◆ Stated problem:
Using the listing below, select the lines with the word "this" and copy them.

◆ Exercise material:
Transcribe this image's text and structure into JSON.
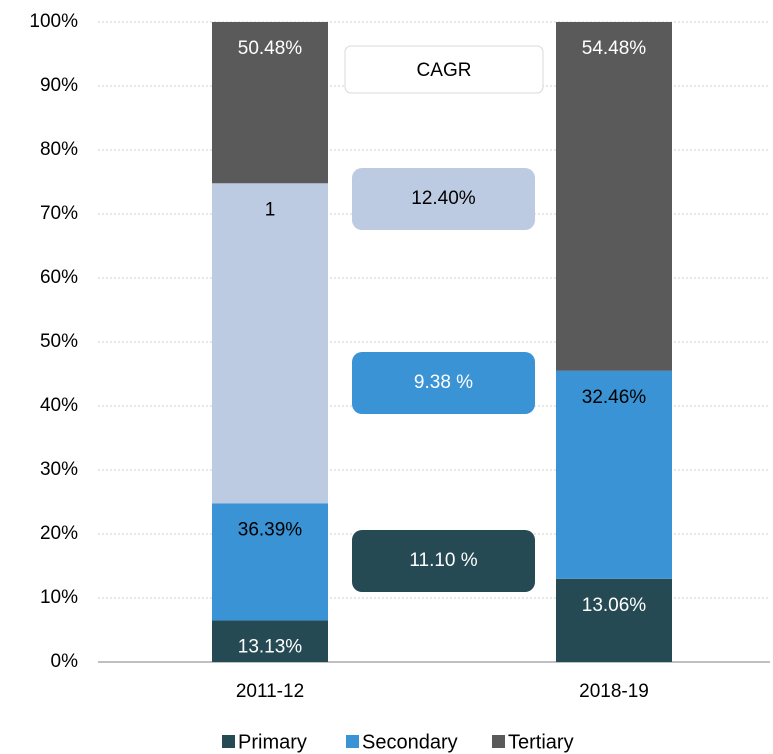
{
  "chart_data": {
    "type": "stacked_bar",
    "categories": [
      "2011-12",
      "2018-19"
    ],
    "series": [
      {
        "name": "Primary",
        "color": "#264a54",
        "values": [
          6.5,
          13
        ],
        "labels": [
          "13.13%",
          "13.06%"
        ],
        "label_color": "#ffffff"
      },
      {
        "name": "Secondary",
        "color": "#3a93d4",
        "values": [
          18.3,
          32.5
        ],
        "labels": [
          "36.39%",
          "32.46%"
        ],
        "label_color": "#000000"
      },
      {
        "color": "#bccbe2",
        "values": [
          50,
          null
        ],
        "labels": [
          "1",
          null
        ],
        "label_color": "#000000"
      },
      {
        "name": "Tertiary",
        "color": "#5a5a5a",
        "values": [
          25.2,
          54.5
        ],
        "labels": [
          "50.48%",
          "54.48%"
        ],
        "label_color": "#ffffff"
      }
    ],
    "ylim": [
      0,
      100
    ],
    "yticks": [
      {
        "value": 0,
        "label": "0%"
      },
      {
        "value": 10,
        "label": "10%"
      },
      {
        "value": 20,
        "label": "20%"
      },
      {
        "value": 30,
        "label": "30%"
      },
      {
        "value": 40,
        "label": "40%"
      },
      {
        "value": 50,
        "label": "50%"
      },
      {
        "value": 60,
        "label": "60%"
      },
      {
        "value": 70,
        "label": "70%"
      },
      {
        "value": 80,
        "label": "80%"
      },
      {
        "value": 90,
        "label": "90%"
      },
      {
        "value": 100,
        "label": "100%"
      }
    ],
    "grid": true,
    "cagr": {
      "title": "CAGR",
      "items": [
        {
          "label": "12.40%",
          "color": "#bccbe2",
          "text_color": "#000000"
        },
        {
          "label": "9.38 %",
          "color": "#3a93d4",
          "text_color": "#ffffff"
        },
        {
          "label": "11.10 %",
          "color": "#264a54",
          "text_color": "#ffffff"
        }
      ]
    }
  }
}
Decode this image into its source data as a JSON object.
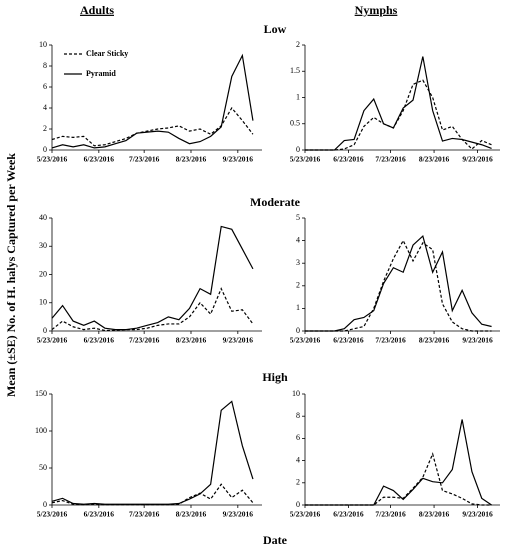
{
  "column_titles": [
    "Adults",
    "Nymphs"
  ],
  "row_titles": [
    "Low",
    "Moderate",
    "High"
  ],
  "ylabel": "Mean (±SE) No. of H. halys Captured per Week",
  "xlabel": "Date",
  "chart_data": [
    {
      "type": "line",
      "legend": true,
      "x": [
        "2016-05-23",
        "2016-05-30",
        "2016-06-06",
        "2016-06-13",
        "2016-06-20",
        "2016-06-27",
        "2016-07-04",
        "2016-07-11",
        "2016-07-18",
        "2016-07-25",
        "2016-08-01",
        "2016-08-08",
        "2016-08-15",
        "2016-08-22",
        "2016-08-29",
        "2016-09-05",
        "2016-09-12",
        "2016-09-19",
        "2016-09-26",
        "2016-10-03"
      ],
      "xlim": [
        "2016-05-23",
        "2016-10-09"
      ],
      "xticks": [
        {
          "value": "2016-05-23",
          "label": "5/23/2016"
        },
        {
          "value": "2016-06-23",
          "label": "6/23/2016"
        },
        {
          "value": "2016-07-23",
          "label": "7/23/2016"
        },
        {
          "value": "2016-08-23",
          "label": "8/23/2016"
        },
        {
          "value": "2016-09-23",
          "label": "9/23/2016"
        }
      ],
      "ylim": [
        0,
        10
      ],
      "yticks": [
        0,
        2,
        4,
        6,
        8,
        10
      ],
      "series": [
        {
          "name": "Clear Sticky",
          "color": "#000000",
          "style": "dashed",
          "values": [
            1.0,
            1.3,
            1.2,
            1.3,
            0.4,
            0.5,
            0.8,
            1.1,
            1.6,
            1.8,
            2.0,
            2.1,
            2.3,
            1.8,
            2.0,
            1.5,
            2.3,
            4.0,
            2.8,
            1.5
          ]
        },
        {
          "name": "Pyramid",
          "color": "#000000",
          "style": "solid",
          "values": [
            0.2,
            0.5,
            0.3,
            0.5,
            0.2,
            0.3,
            0.6,
            0.9,
            1.6,
            1.7,
            1.8,
            1.7,
            1.1,
            0.6,
            0.8,
            1.3,
            2.2,
            7.0,
            9.0,
            2.8
          ]
        }
      ]
    },
    {
      "type": "line",
      "x": [
        "2016-05-23",
        "2016-05-30",
        "2016-06-06",
        "2016-06-13",
        "2016-06-20",
        "2016-06-27",
        "2016-07-04",
        "2016-07-11",
        "2016-07-18",
        "2016-07-25",
        "2016-08-01",
        "2016-08-08",
        "2016-08-15",
        "2016-08-22",
        "2016-08-29",
        "2016-09-05",
        "2016-09-12",
        "2016-09-19",
        "2016-09-26",
        "2016-10-03"
      ],
      "xlim": [
        "2016-05-23",
        "2016-10-09"
      ],
      "xticks": [
        {
          "value": "2016-05-23",
          "label": "5/23/2016"
        },
        {
          "value": "2016-06-23",
          "label": "6/23/2016"
        },
        {
          "value": "2016-07-23",
          "label": "7/23/2016"
        },
        {
          "value": "2016-08-23",
          "label": "8/23/2016"
        },
        {
          "value": "2016-09-23",
          "label": "9/23/2016"
        }
      ],
      "ylim": [
        0,
        2
      ],
      "yticks": [
        0,
        0.5,
        1,
        1.5,
        2
      ],
      "series": [
        {
          "color": "#000000",
          "style": "dashed",
          "values": [
            0,
            0,
            0,
            0,
            0.02,
            0.1,
            0.45,
            0.62,
            0.5,
            0.42,
            0.75,
            1.25,
            1.33,
            1.0,
            0.38,
            0.45,
            0.2,
            0.02,
            0.18,
            0.1
          ]
        },
        {
          "color": "#000000",
          "style": "solid",
          "values": [
            0,
            0,
            0,
            0,
            0.18,
            0.2,
            0.75,
            0.97,
            0.5,
            0.42,
            0.8,
            0.95,
            1.78,
            0.75,
            0.17,
            0.22,
            0.2,
            0.15,
            0.1,
            0.03
          ]
        }
      ]
    },
    {
      "type": "line",
      "x": [
        "2016-05-23",
        "2016-05-30",
        "2016-06-06",
        "2016-06-13",
        "2016-06-20",
        "2016-06-27",
        "2016-07-04",
        "2016-07-11",
        "2016-07-18",
        "2016-07-25",
        "2016-08-01",
        "2016-08-08",
        "2016-08-15",
        "2016-08-22",
        "2016-08-29",
        "2016-09-05",
        "2016-09-12",
        "2016-09-19",
        "2016-09-26",
        "2016-10-03"
      ],
      "xlim": [
        "2016-05-23",
        "2016-10-09"
      ],
      "xticks": [
        {
          "value": "2016-05-23",
          "label": "5/23/2016"
        },
        {
          "value": "2016-06-23",
          "label": "6/23/2016"
        },
        {
          "value": "2016-07-23",
          "label": "7/23/2016"
        },
        {
          "value": "2016-08-23",
          "label": "8/23/2016"
        },
        {
          "value": "2016-09-23",
          "label": "9/23/2016"
        }
      ],
      "ylim": [
        0,
        40
      ],
      "yticks": [
        0,
        10,
        20,
        30,
        40
      ],
      "series": [
        {
          "color": "#000000",
          "style": "dashed",
          "values": [
            0.5,
            3.5,
            1.5,
            0.5,
            1,
            0.2,
            0.2,
            0.5,
            0.5,
            1,
            2,
            2.5,
            2.5,
            5,
            10,
            6,
            15,
            7,
            7.5,
            2.5
          ]
        },
        {
          "color": "#000000",
          "style": "solid",
          "values": [
            4.5,
            9,
            3.5,
            2,
            3.5,
            1,
            0.5,
            0.5,
            1,
            2,
            3,
            5,
            4,
            8,
            15,
            13,
            37,
            36,
            29,
            22
          ]
        }
      ]
    },
    {
      "type": "line",
      "x": [
        "2016-05-23",
        "2016-05-30",
        "2016-06-06",
        "2016-06-13",
        "2016-06-20",
        "2016-06-27",
        "2016-07-04",
        "2016-07-11",
        "2016-07-18",
        "2016-07-25",
        "2016-08-01",
        "2016-08-08",
        "2016-08-15",
        "2016-08-22",
        "2016-08-29",
        "2016-09-05",
        "2016-09-12",
        "2016-09-19",
        "2016-09-26",
        "2016-10-03"
      ],
      "xlim": [
        "2016-05-23",
        "2016-10-09"
      ],
      "xticks": [
        {
          "value": "2016-05-23",
          "label": "5/23/2016"
        },
        {
          "value": "2016-06-23",
          "label": "6/23/2016"
        },
        {
          "value": "2016-07-23",
          "label": "7/23/2016"
        },
        {
          "value": "2016-08-23",
          "label": "8/23/2016"
        },
        {
          "value": "2016-09-23",
          "label": "9/23/2016"
        }
      ],
      "ylim": [
        0,
        5
      ],
      "yticks": [
        0,
        1,
        2,
        3,
        4,
        5
      ],
      "series": [
        {
          "color": "#000000",
          "style": "dashed",
          "values": [
            0,
            0,
            0,
            0,
            0,
            0.1,
            0.2,
            1,
            2.2,
            3.2,
            4.0,
            3.1,
            3.9,
            3.6,
            1.2,
            0.4,
            0.1,
            0,
            0,
            0
          ]
        },
        {
          "color": "#000000",
          "style": "solid",
          "values": [
            0,
            0,
            0,
            0,
            0.1,
            0.5,
            0.6,
            0.9,
            2.1,
            2.8,
            2.6,
            3.8,
            4.2,
            2.6,
            3.5,
            0.9,
            1.8,
            0.8,
            0.3,
            0.2
          ]
        }
      ]
    },
    {
      "type": "line",
      "x": [
        "2016-05-23",
        "2016-05-30",
        "2016-06-06",
        "2016-06-13",
        "2016-06-20",
        "2016-06-27",
        "2016-07-04",
        "2016-07-11",
        "2016-07-18",
        "2016-07-25",
        "2016-08-01",
        "2016-08-08",
        "2016-08-15",
        "2016-08-22",
        "2016-08-29",
        "2016-09-05",
        "2016-09-12",
        "2016-09-19",
        "2016-09-26",
        "2016-10-03"
      ],
      "xlim": [
        "2016-05-23",
        "2016-10-09"
      ],
      "xticks": [
        {
          "value": "2016-05-23",
          "label": "5/23/2016"
        },
        {
          "value": "2016-06-23",
          "label": "6/23/2016"
        },
        {
          "value": "2016-07-23",
          "label": "7/23/2016"
        },
        {
          "value": "2016-08-23",
          "label": "8/23/2016"
        },
        {
          "value": "2016-09-23",
          "label": "9/23/2016"
        }
      ],
      "ylim": [
        0,
        150
      ],
      "yticks": [
        0,
        50,
        100,
        150
      ],
      "series": [
        {
          "color": "#000000",
          "style": "dashed",
          "values": [
            3,
            6,
            1,
            0.5,
            1,
            0.5,
            0.5,
            0.5,
            0.5,
            0.5,
            0.5,
            0.5,
            1,
            10,
            16,
            8,
            28,
            10,
            20,
            3
          ]
        },
        {
          "color": "#000000",
          "style": "solid",
          "values": [
            5,
            9,
            2,
            1,
            2,
            1,
            1,
            1,
            1,
            1,
            1,
            1,
            2,
            8,
            15,
            28,
            128,
            140,
            80,
            35
          ]
        }
      ]
    },
    {
      "type": "line",
      "x": [
        "2016-05-23",
        "2016-05-30",
        "2016-06-06",
        "2016-06-13",
        "2016-06-20",
        "2016-06-27",
        "2016-07-04",
        "2016-07-11",
        "2016-07-18",
        "2016-07-25",
        "2016-08-01",
        "2016-08-08",
        "2016-08-15",
        "2016-08-22",
        "2016-08-29",
        "2016-09-05",
        "2016-09-12",
        "2016-09-19",
        "2016-09-26",
        "2016-10-03"
      ],
      "xlim": [
        "2016-05-23",
        "2016-10-09"
      ],
      "xticks": [
        {
          "value": "2016-05-23",
          "label": "5/23/2016"
        },
        {
          "value": "2016-06-23",
          "label": "6/23/2016"
        },
        {
          "value": "2016-07-23",
          "label": "7/23/2016"
        },
        {
          "value": "2016-08-23",
          "label": "8/23/2016"
        },
        {
          "value": "2016-09-23",
          "label": "9/23/2016"
        }
      ],
      "ylim": [
        0,
        10
      ],
      "yticks": [
        0,
        2,
        4,
        6,
        8,
        10
      ],
      "series": [
        {
          "color": "#000000",
          "style": "dashed",
          "values": [
            0,
            0,
            0,
            0,
            0,
            0,
            0,
            0,
            0.7,
            0.7,
            0.6,
            1.5,
            2.5,
            4.6,
            1.3,
            1.0,
            0.6,
            0.1,
            0,
            0
          ]
        },
        {
          "color": "#000000",
          "style": "solid",
          "values": [
            0,
            0,
            0,
            0,
            0,
            0,
            0,
            0,
            1.7,
            1.3,
            0.5,
            1.4,
            2.4,
            2.1,
            2.0,
            3.2,
            7.7,
            3.0,
            0.6,
            0
          ]
        }
      ]
    }
  ]
}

◆ Written response:
Transcribe this image's text and structure into JSON.
Decode this image into its source data as a JSON object.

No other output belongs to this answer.